- Given task
Give every line again exactly as it appears, please, but not the pictures.

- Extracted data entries
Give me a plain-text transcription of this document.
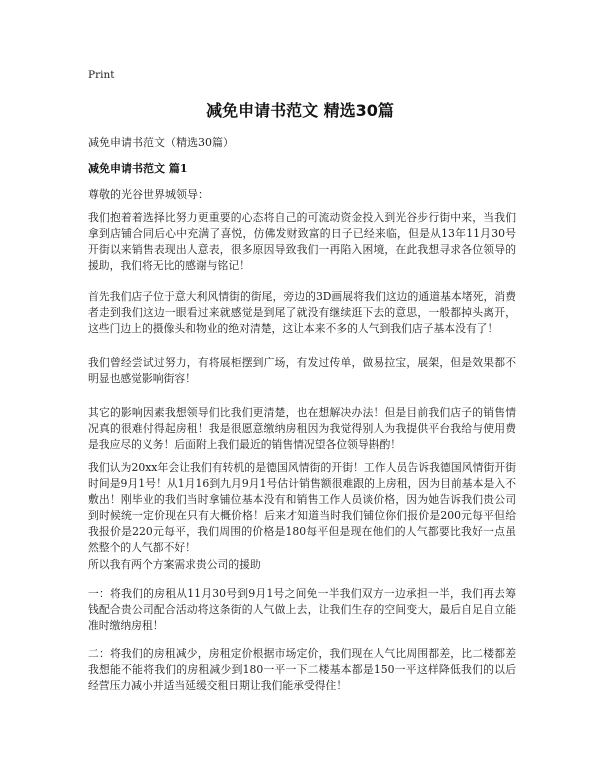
Print
减免申请书范文 精选30篇
减免申请书范文（精选30篇）
减免申请书范文 篇1
尊敬的光谷世界城领导：
我们抱着着选择比努力更重要的心态将自己的可流动资金投入到光谷步行街中来，当我们拿到店铺合同后心中充满了喜悦，仿佛发财致富的日子已经来临，但是从13年11月30号开街以来销售表现出人意表，很多原因导致我们一再陷入困境，在此我想寻求各位领导的援助，我们将无比的感谢与铭记！
首先我们店子位于意大利风情街的街尾，旁边的3D画展将我们这边的通道基本堵死，消费者走到我们这边一眼看过来就感觉是到尾了就没有继续逛下去的意思，一般都掉头离开，这些门边上的摄像头和物业的绝对清楚，这让本来不多的人气到我们店子基本没有了！
我们曾经尝试过努力，有将展柜摆到广场，有发过传单，做易拉宝，展架，但是效果都不明显也感觉影响街容！
其它的影响因素我想领导们比我们更清楚，也在想解决办法！但是目前我们店子的销售情况真的很难付得起房租！我是很愿意缴纳房租因为我觉得别人为我提供平台我给与使用费是我应尽的义务！后面附上我们最近的销售情况望各位领导斟酌！
我们认为20xx年会让我们有转机的是德国风情街的开街！工作人员告诉我德国风情街开街时间是9月1号！从1月16到九月9月1号估计销售额很难跟的上房租，因为目前基本是入不敷出！刚毕业的我们当时拿铺位基本没有和销售工作人员谈价格，因为她告诉我们贵公司到时候统一定价现在只有大概价格！后来才知道当时我们铺位你们报价是200元每平但给我报价是220元每平，我们周围的价格是180每平但是现在他们的人气都要比我好一点虽然整个的人气都不好！
所以我有两个方案需求贵公司的援助
一：将我们的房租从11月30号到9月1号之间免一半我们双方一边承担一半，我们再去筹钱配合贵公司配合活动将这条街的人气做上去，让我们生存的空间变大，最后自足自立能准时缴纳房租！
二：将我们的房租减少，房租定价根据市场定价，我们现在人气比周围都差，比二楼都差我想能不能将我们的房租减少到180一平一下二楼基本都是150一平这样降低我们的以后经营压力减小并适当延缓交租日期让我们能承受得住！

- Result of this task
Give me a plain-text transcription of this document.
Print
减免申请书范文 精选30篇
减免申请书范文（精选30篇）
减免申请书范文 篇1
尊敬的光谷世界城领导：
我们抱着着选择比努力更重要的心态将自己的可流动资金投入到光谷步行街中来，当我们拿到店铺合同后心中充满了喜悦，仿佛发财致富的日子已经来临，但是从13年11月30号开街以来销售表现出人意表，很多原因导致我们一再陷入困境，在此我想寻求各位领导的援助，我们将无比的感谢与铭记！
首先我们店子位于意大利风情街的街尾，旁边的3D画展将我们这边的通道基本堵死，消费者走到我们这边一眼看过来就感觉是到尾了就没有继续逛下去的意思，一般都掉头离开，这些门边上的摄像头和物业的绝对清楚，这让本来不多的人气到我们店子基本没有了！
我们曾经尝试过努力，有将展柜摆到广场，有发过传单，做易拉宝，展架，但是效果都不明显也感觉影响街容！
其它的影响因素我想领导们比我们更清楚，也在想解决办法！但是目前我们店子的销售情况真的很难付得起房租！我是很愿意缴纳房租因为我觉得别人为我提供平台我给与使用费是我应尽的义务！后面附上我们最近的销售情况望各位领导斟酌！
我们认为20xx年会让我们有转机的是德国风情街的开街！工作人员告诉我德国风情街开街时间是9月1号！从1月16到九月9月1号估计销售额很难跟的上房租，因为目前基本是入不敷出！刚毕业的我们当时拿铺位基本没有和销售工作人员谈价格，因为她告诉我们贵公司到时候统一定价现在只有大概价格！后来才知道当时我们铺位你们报价是200元每平但给我报价是220元每平，我们周围的价格是180每平但是现在他们的人气都要比我好一点虽然整个的人气都不好！
所以我有两个方案需求贵公司的援助
一：将我们的房租从11月30号到9月1号之间免一半我们双方一边承担一半，我们再去筹钱配合贵公司配合活动将这条街的人气做上去，让我们生存的空间变大，最后自足自立能准时缴纳房租！
二：将我们的房租减少，房租定价根据市场定价，我们现在人气比周围都差，比二楼都差我想能不能将我们的房租减少到180一平一下二楼基本都是150一平这样降低我们的以后经营压力减小并适当延缓交租日期让我们能承受得住！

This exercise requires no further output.